◆ **Extracted data entries**
┌──

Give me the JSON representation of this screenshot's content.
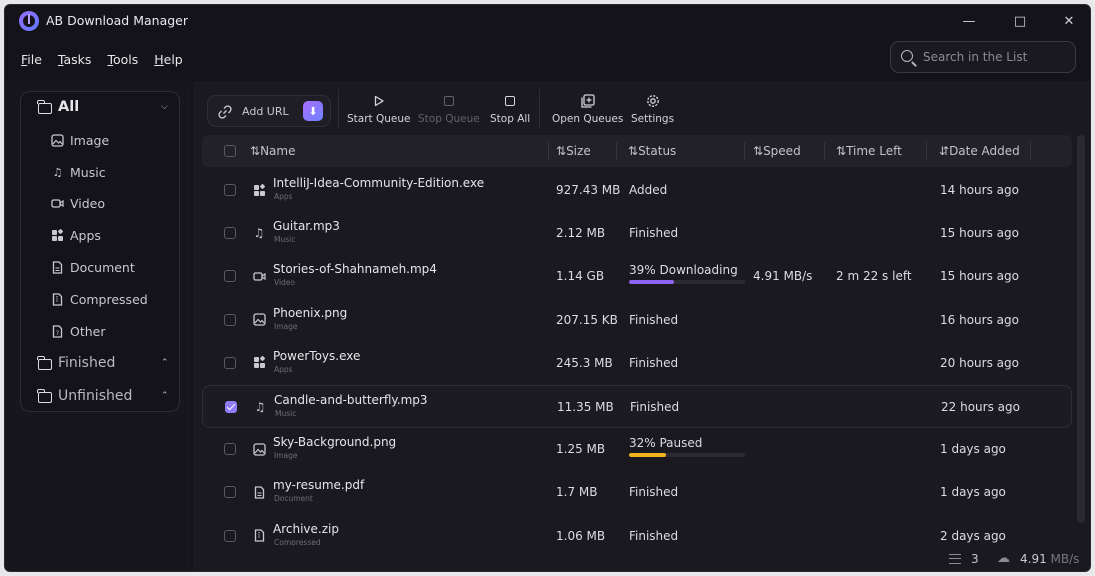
{
  "app": {
    "title": "AB Download Manager"
  },
  "menu": [
    "File",
    "Tasks",
    "Tools",
    "Help"
  ],
  "search": {
    "placeholder": "Search in the List"
  },
  "sidebar": {
    "all": "All",
    "subcategories": [
      {
        "label": "Image",
        "icon": "image-icon"
      },
      {
        "label": "Music",
        "icon": "music-icon"
      },
      {
        "label": "Video",
        "icon": "video-icon"
      },
      {
        "label": "Apps",
        "icon": "apps-icon"
      },
      {
        "label": "Document",
        "icon": "document-icon"
      },
      {
        "label": "Compressed",
        "icon": "compressed-icon"
      },
      {
        "label": "Other",
        "icon": "other-icon"
      }
    ],
    "finished": "Finished",
    "unfinished": "Unfinished"
  },
  "toolbar": {
    "add_url": "Add URL",
    "start_queue": "Start Queue",
    "stop_queue": "Stop Queue",
    "stop_all": "Stop All",
    "open_queues": "Open Queues",
    "settings": "Settings"
  },
  "table": {
    "columns": {
      "name": "Name",
      "size": "Size",
      "status": "Status",
      "speed": "Speed",
      "time_left": "Time Left",
      "date_added": "Date Added"
    },
    "rows": [
      {
        "name": "IntelliJ-Idea-Community-Edition.exe",
        "type": "Apps",
        "size": "927.43 MB",
        "status": "Added",
        "speed": "",
        "time_left": "",
        "date": "14 hours ago",
        "checked": false,
        "selected": false
      },
      {
        "name": "Guitar.mp3",
        "type": "Music",
        "size": "2.12 MB",
        "status": "Finished",
        "speed": "",
        "time_left": "",
        "date": "15 hours ago",
        "checked": false,
        "selected": false
      },
      {
        "name": "Stories-of-Shahnameh.mp4",
        "type": "Video",
        "size": "1.14 GB",
        "status": "39% Downloading",
        "progress": 0.39,
        "bar_color": "#8e63f0",
        "speed": "4.91 MB/s",
        "time_left": "2 m 22 s left",
        "date": "15 hours ago",
        "checked": false,
        "selected": false
      },
      {
        "name": "Phoenix.png",
        "type": "Image",
        "size": "207.15 KB",
        "status": "Finished",
        "speed": "",
        "time_left": "",
        "date": "16 hours ago",
        "checked": false,
        "selected": false
      },
      {
        "name": "PowerToys.exe",
        "type": "Apps",
        "size": "245.3 MB",
        "status": "Finished",
        "speed": "",
        "time_left": "",
        "date": "20 hours ago",
        "checked": false,
        "selected": false
      },
      {
        "name": "Candle-and-butterfly.mp3",
        "type": "Music",
        "size": "11.35 MB",
        "status": "Finished",
        "speed": "",
        "time_left": "",
        "date": "22 hours ago",
        "checked": true,
        "selected": true
      },
      {
        "name": "Sky-Background.png",
        "type": "Image",
        "size": "1.25 MB",
        "status": "32% Paused",
        "progress": 0.32,
        "bar_color": "#f2b41d",
        "speed": "",
        "time_left": "",
        "date": "1 days ago",
        "checked": false,
        "selected": false
      },
      {
        "name": "my-resume.pdf",
        "type": "Document",
        "size": "1.7 MB",
        "status": "Finished",
        "speed": "",
        "time_left": "",
        "date": "1 days ago",
        "checked": false,
        "selected": false
      },
      {
        "name": "Archive.zip",
        "type": "Compressed",
        "size": "1.06 MB",
        "status": "Finished",
        "speed": "",
        "time_left": "",
        "date": "2 days ago",
        "checked": false,
        "selected": false
      }
    ]
  },
  "statusbar": {
    "count": "3",
    "speed_value": "4.91",
    "speed_unit": "MB/s"
  },
  "colors": {
    "accent": "#8f7cf6",
    "background": "#141319",
    "panel": "#1a1920"
  }
}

└──

◆ **The exercise**
Pictures are not part of the copy; output everything else in the records exactly.

◆ **Exercise solution**
Give me the JSON representation of this screenshot's content.
{
  "app": {
    "title": "AB Download Manager"
  },
  "menu": [
    "File",
    "Tasks",
    "Tools",
    "Help"
  ],
  "search": {
    "placeholder": "Search in the List"
  },
  "sidebar": {
    "all": "All",
    "subcategories": [
      {
        "label": "Image",
        "icon": "image-icon"
      },
      {
        "label": "Music",
        "icon": "music-icon"
      },
      {
        "label": "Video",
        "icon": "video-icon"
      },
      {
        "label": "Apps",
        "icon": "apps-icon"
      },
      {
        "label": "Document",
        "icon": "document-icon"
      },
      {
        "label": "Compressed",
        "icon": "compressed-icon"
      },
      {
        "label": "Other",
        "icon": "other-icon"
      }
    ],
    "finished": "Finished",
    "unfinished": "Unfinished"
  },
  "toolbar": {
    "add_url": "Add URL",
    "start_queue": "Start Queue",
    "stop_queue": "Stop Queue",
    "stop_all": "Stop All",
    "open_queues": "Open Queues",
    "settings": "Settings"
  },
  "table": {
    "columns": {
      "name": "Name",
      "size": "Size",
      "status": "Status",
      "speed": "Speed",
      "time_left": "Time Left",
      "date_added": "Date Added"
    },
    "rows": [
      {
        "name": "IntelliJ-Idea-Community-Edition.exe",
        "type": "Apps",
        "size": "927.43 MB",
        "status": "Added",
        "speed": "",
        "time_left": "",
        "date": "14 hours ago",
        "checked": false,
        "selected": false
      },
      {
        "name": "Guitar.mp3",
        "type": "Music",
        "size": "2.12 MB",
        "status": "Finished",
        "speed": "",
        "time_left": "",
        "date": "15 hours ago",
        "checked": false,
        "selected": false
      },
      {
        "name": "Stories-of-Shahnameh.mp4",
        "type": "Video",
        "size": "1.14 GB",
        "status": "39% Downloading",
        "progress": 0.39,
        "bar_color": "#8e63f0",
        "speed": "4.91 MB/s",
        "time_left": "2 m 22 s left",
        "date": "15 hours ago",
        "checked": false,
        "selected": false
      },
      {
        "name": "Phoenix.png",
        "type": "Image",
        "size": "207.15 KB",
        "status": "Finished",
        "speed": "",
        "time_left": "",
        "date": "16 hours ago",
        "checked": false,
        "selected": false
      },
      {
        "name": "PowerToys.exe",
        "type": "Apps",
        "size": "245.3 MB",
        "status": "Finished",
        "speed": "",
        "time_left": "",
        "date": "20 hours ago",
        "checked": false,
        "selected": false
      },
      {
        "name": "Candle-and-butterfly.mp3",
        "type": "Music",
        "size": "11.35 MB",
        "status": "Finished",
        "speed": "",
        "time_left": "",
        "date": "22 hours ago",
        "checked": true,
        "selected": true
      },
      {
        "name": "Sky-Background.png",
        "type": "Image",
        "size": "1.25 MB",
        "status": "32% Paused",
        "progress": 0.32,
        "bar_color": "#f2b41d",
        "speed": "",
        "time_left": "",
        "date": "1 days ago",
        "checked": false,
        "selected": false
      },
      {
        "name": "my-resume.pdf",
        "type": "Document",
        "size": "1.7 MB",
        "status": "Finished",
        "speed": "",
        "time_left": "",
        "date": "1 days ago",
        "checked": false,
        "selected": false
      },
      {
        "name": "Archive.zip",
        "type": "Compressed",
        "size": "1.06 MB",
        "status": "Finished",
        "speed": "",
        "time_left": "",
        "date": "2 days ago",
        "checked": false,
        "selected": false
      }
    ]
  },
  "statusbar": {
    "count": "3",
    "speed_value": "4.91",
    "speed_unit": "MB/s"
  },
  "colors": {
    "accent": "#8f7cf6",
    "background": "#141319",
    "panel": "#1a1920"
  }
}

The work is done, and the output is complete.